**Given instruction:**
Each line of the material must be returned exactly.

Stored entries
# # #

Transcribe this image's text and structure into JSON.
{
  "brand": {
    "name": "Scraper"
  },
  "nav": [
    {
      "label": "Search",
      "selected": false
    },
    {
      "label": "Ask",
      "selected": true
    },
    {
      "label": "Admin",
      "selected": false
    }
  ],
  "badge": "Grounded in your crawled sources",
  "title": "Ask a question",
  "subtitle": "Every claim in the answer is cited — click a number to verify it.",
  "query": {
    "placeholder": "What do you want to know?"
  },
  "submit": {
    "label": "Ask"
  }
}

# # #

**Response below:**
Transcribe this image's text and structure into JSON.
{
  "brand": {
    "name": "Scraper"
  },
  "nav": [
    {
      "label": "Search",
      "selected": false
    },
    {
      "label": "Ask",
      "selected": true
    },
    {
      "label": "Admin",
      "selected": false
    }
  ],
  "badge": "Grounded in your crawled sources",
  "title": "Ask a question",
  "subtitle": "Every claim in the answer is cited — click a number to verify it.",
  "query": {
    "placeholder": "What do you want to know?"
  },
  "submit": {
    "label": "Ask"
  }
}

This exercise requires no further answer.